• **Fragmento del documento**:
La ciudad es la más grande de Polonia, y se ha convertido en su mayor centro urbano y comercial. Actualmente tiene unos 1,700.000 habitantes que llegan a los 3,101.000 si contamos su área metropolitana.
El centro histórico es, desde luego, su barrio más antiguo. Está limitado por Wybrzeże Gdańskie, a lo largo del río Vístula que es su eje urbanístico, y por las calles Mostowa, Podwale y Grodzka La cuadrangular Plaza del Mercado, con sus bonitos restaurantes y sus coquetas terracitas, sus cafés tradicionales y tiendas de todo tipo, es el núcleo del que parten las calles aledañas. Construida a finales del siglo XIII en
el camino que unía el palacio con la Ciudad Nueva, su arquitectura medieval con las murallas, la Barbacana y la Catedral de San Juan le dan un encanto evocador. Pero no será hasta 1569 cuando el rey Segismundo III traslade la capitalidad desde Cracovia. Curiosamente, ocho años antes en nuestro país Felipe II había hecho lo mismo con Madrid.Los palacios, iglesias y mansiones de la ciudad ofrecen una diversidad de estilos que no nos van a dejar indiferentes y que recorren desde la arquitectura medieval a la neoclásica pasando por la renacentista y la barroca. El estilo gótico tiene muestras destacables en las iglesias, y en las fortificaciones de las murallas. Hay que destacar la antigua catedral de San Juan Bautista y la bellísima casa de la familia Burbach, ambas del siglo XIV, la actual catedral de Santa María, la Torre de la pólvora y el Castillo Real todos ellos ya de principios del siglo XV. En cuanto a la arquitectura renacentista, del siglo XVI al XVII, la ciudad conserva la casa Barczyko, el edificio llamado ‘El Negro’ y los conventillos Salwator. Los diversos palacios de nobles e iglesias durante las últimas décadas del siglo XVII nos permiten un recorrido rebosante de historia y belleza que nos lleva del palacio Krasiński a la iglesia de San Casimiro y al palacio Wilanów con sus apacibles jardines, residencia de verano de la realeza que es conocida como el ‘Versalles polaco’.

• **Datos suministrados**:
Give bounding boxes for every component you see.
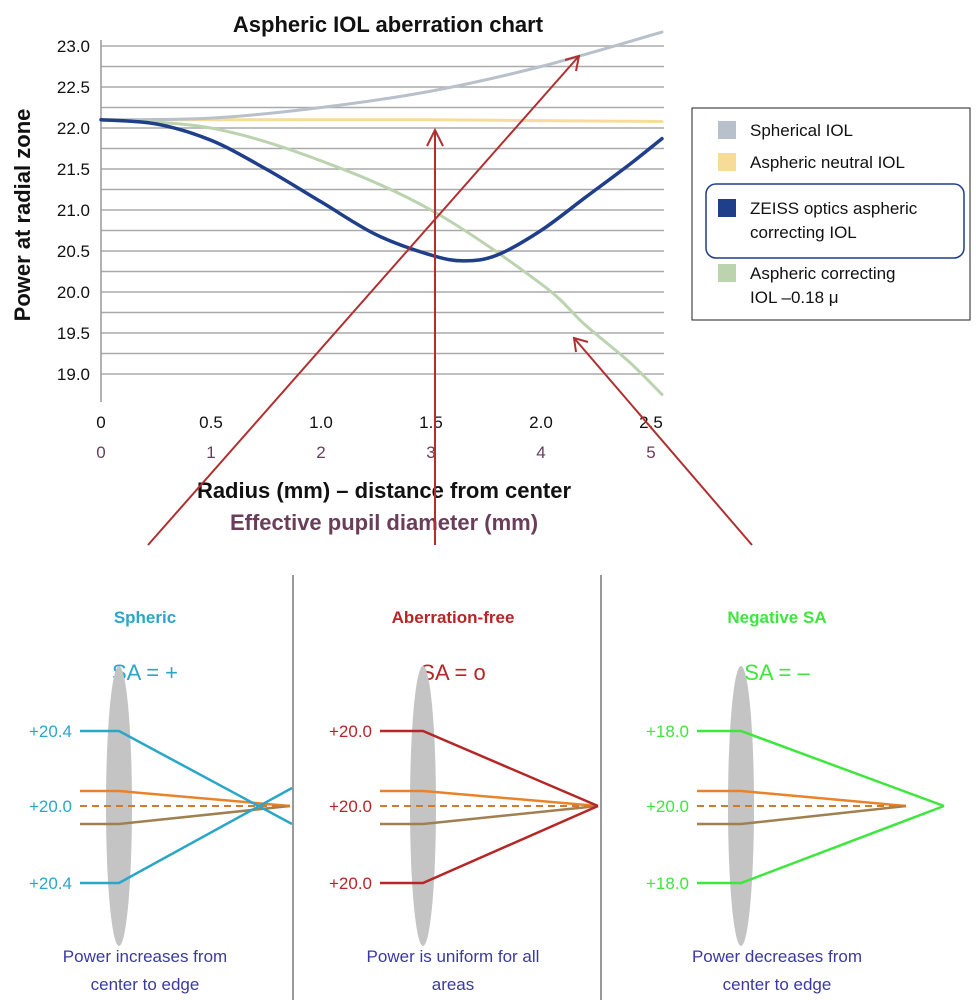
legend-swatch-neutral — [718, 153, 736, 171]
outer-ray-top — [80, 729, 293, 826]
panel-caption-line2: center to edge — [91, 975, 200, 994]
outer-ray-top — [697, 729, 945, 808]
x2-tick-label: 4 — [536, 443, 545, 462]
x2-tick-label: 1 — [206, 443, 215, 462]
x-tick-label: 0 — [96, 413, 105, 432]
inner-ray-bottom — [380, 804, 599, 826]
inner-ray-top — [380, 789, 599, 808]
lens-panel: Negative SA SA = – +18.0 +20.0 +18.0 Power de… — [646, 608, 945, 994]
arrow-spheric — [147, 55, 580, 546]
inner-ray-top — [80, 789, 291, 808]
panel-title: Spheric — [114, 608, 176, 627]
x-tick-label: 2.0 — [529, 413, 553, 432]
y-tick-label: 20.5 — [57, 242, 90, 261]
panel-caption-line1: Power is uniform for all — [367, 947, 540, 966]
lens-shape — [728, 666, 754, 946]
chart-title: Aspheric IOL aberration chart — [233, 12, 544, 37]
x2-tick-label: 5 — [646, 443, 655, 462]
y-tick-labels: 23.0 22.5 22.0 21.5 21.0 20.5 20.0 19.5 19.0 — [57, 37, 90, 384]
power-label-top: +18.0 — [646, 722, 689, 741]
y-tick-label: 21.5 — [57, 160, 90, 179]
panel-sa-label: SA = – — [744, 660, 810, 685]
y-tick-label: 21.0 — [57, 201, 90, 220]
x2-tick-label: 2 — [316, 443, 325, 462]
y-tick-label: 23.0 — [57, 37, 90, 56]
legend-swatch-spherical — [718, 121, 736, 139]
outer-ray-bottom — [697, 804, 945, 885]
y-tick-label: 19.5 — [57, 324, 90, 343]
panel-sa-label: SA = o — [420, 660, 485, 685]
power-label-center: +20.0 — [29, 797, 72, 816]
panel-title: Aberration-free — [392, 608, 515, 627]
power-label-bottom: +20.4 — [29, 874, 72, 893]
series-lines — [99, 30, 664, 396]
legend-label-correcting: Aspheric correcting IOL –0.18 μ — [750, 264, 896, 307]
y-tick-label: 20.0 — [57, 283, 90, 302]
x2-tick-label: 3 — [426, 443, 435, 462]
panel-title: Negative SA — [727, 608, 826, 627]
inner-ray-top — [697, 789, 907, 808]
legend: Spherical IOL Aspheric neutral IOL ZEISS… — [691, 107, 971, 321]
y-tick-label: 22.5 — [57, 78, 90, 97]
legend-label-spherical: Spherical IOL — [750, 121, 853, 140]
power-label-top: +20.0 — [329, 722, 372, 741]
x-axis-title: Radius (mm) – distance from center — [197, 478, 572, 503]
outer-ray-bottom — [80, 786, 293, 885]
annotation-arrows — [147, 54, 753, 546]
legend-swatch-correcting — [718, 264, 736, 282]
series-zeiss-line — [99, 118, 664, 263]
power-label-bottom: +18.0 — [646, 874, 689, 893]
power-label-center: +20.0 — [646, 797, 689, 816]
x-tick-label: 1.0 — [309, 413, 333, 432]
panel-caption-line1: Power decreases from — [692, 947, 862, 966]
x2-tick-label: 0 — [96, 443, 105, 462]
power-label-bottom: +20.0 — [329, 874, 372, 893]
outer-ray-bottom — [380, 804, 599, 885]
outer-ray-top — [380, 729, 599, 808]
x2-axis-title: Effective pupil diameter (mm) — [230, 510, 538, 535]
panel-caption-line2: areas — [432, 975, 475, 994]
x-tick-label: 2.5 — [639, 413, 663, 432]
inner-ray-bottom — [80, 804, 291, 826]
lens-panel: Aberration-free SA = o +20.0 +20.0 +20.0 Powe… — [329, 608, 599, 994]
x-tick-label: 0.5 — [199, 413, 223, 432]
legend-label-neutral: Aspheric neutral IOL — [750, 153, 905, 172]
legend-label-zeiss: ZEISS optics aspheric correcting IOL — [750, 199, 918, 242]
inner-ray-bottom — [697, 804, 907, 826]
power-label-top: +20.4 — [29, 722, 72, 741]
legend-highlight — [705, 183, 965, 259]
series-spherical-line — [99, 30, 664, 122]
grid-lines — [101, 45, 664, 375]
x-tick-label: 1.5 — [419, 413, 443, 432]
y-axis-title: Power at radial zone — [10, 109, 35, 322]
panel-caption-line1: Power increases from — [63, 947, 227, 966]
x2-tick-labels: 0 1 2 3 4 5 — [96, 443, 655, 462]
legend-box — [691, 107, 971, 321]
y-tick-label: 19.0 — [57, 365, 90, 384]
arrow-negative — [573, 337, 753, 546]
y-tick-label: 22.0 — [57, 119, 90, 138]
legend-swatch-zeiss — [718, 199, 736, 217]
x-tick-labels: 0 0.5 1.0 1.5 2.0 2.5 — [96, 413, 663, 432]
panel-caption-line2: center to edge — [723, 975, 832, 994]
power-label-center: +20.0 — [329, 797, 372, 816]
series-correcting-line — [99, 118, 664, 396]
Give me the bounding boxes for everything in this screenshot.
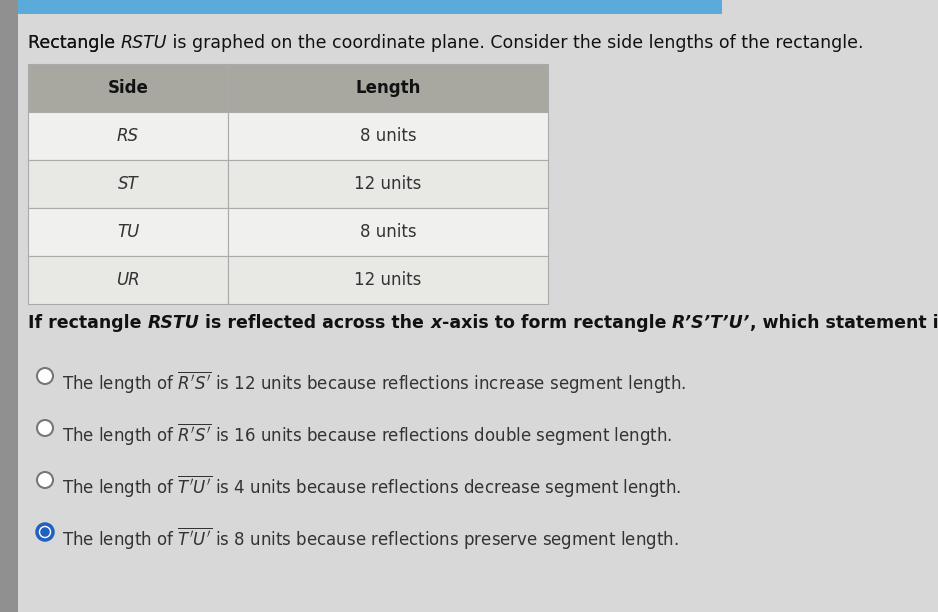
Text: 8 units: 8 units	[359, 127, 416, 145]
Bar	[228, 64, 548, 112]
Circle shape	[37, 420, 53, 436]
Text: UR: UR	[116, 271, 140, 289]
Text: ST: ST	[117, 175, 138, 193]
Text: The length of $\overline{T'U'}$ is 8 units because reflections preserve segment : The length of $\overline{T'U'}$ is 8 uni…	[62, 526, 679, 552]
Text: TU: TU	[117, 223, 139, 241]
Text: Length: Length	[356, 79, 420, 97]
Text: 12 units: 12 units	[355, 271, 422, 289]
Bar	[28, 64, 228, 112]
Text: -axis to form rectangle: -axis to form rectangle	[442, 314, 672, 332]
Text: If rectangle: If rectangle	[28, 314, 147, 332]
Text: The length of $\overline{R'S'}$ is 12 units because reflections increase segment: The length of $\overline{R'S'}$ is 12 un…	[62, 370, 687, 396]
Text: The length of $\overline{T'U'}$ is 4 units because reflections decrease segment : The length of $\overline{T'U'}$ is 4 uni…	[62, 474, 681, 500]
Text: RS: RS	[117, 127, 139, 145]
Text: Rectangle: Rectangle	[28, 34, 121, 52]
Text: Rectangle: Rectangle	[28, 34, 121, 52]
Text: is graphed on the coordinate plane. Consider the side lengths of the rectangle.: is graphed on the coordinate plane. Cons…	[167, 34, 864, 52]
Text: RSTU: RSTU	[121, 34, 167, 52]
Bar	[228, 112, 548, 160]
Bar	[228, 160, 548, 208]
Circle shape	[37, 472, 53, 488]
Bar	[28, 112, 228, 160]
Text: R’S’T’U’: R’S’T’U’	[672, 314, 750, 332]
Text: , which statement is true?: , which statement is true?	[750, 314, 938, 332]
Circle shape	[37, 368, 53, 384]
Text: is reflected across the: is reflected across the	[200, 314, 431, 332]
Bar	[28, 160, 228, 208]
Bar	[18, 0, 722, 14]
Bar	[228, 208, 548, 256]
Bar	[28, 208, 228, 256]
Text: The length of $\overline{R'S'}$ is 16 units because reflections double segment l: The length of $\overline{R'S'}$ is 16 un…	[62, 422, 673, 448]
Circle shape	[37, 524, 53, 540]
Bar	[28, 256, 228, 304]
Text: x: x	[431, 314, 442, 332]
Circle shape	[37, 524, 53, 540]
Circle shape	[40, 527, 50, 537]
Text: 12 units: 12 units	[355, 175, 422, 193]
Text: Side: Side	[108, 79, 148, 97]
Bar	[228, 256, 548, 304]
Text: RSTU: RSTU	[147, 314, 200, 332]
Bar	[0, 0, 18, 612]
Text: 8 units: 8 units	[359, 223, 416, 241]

• **Trabajo requerido**:
[1] Según el fragmento del documento, ¿en qué año trasladó el rey Segismundo III la capitalidad desde Cracovia?
[2] Pon en una lista numerada las filas que van desde la que contiene "legend-swatch-neutral — [718, 153, 736, 171]" hasta la que contiene "x2-tick-label: 5 — [646, 443, 655, 462]", ambas incluidas. Omite las líneas en blanco.

• **Lista de respuestas**:
[1] En 1569.

[2]
1. legend-swatch-neutral — [718, 153, 736, 171]
2. outer-ray-top — [80, 729, 293, 826]
3. panel-caption-line2: center to edge — [91, 975, 200, 994]
4. outer-ray-top — [697, 729, 945, 808]
5. x2-tick-label: 4 — [536, 443, 545, 462]
6. x2-tick-label: 1 — [206, 443, 215, 462]
7. x-tick-label: 0 — [96, 413, 105, 432]
8. inner-ray-bottom — [380, 804, 599, 826]
9. inner-ray-top — [380, 789, 599, 808]
10. lens-panel: Negative SA SA = – +18.0 +20.0 +18.0 Power de… — [646, 608, 945, 994]
11. arrow-spheric — [147, 55, 580, 546]
12. inner-ray-top — [80, 789, 291, 808]
13. panel-title: Spheric — [114, 608, 176, 627]
14. x-tick-label: 2.0 — [529, 413, 553, 432]
15. y-tick-label: 20.5 — [57, 242, 90, 261]
16. panel-caption-line1: Power is uniform for all — [367, 947, 540, 966]
17. lens-shape — [728, 666, 754, 946]
18. chart-title: Aspheric IOL aberration chart — [233, 12, 544, 37]
19. x2-tick-label: 5 — [646, 443, 655, 462]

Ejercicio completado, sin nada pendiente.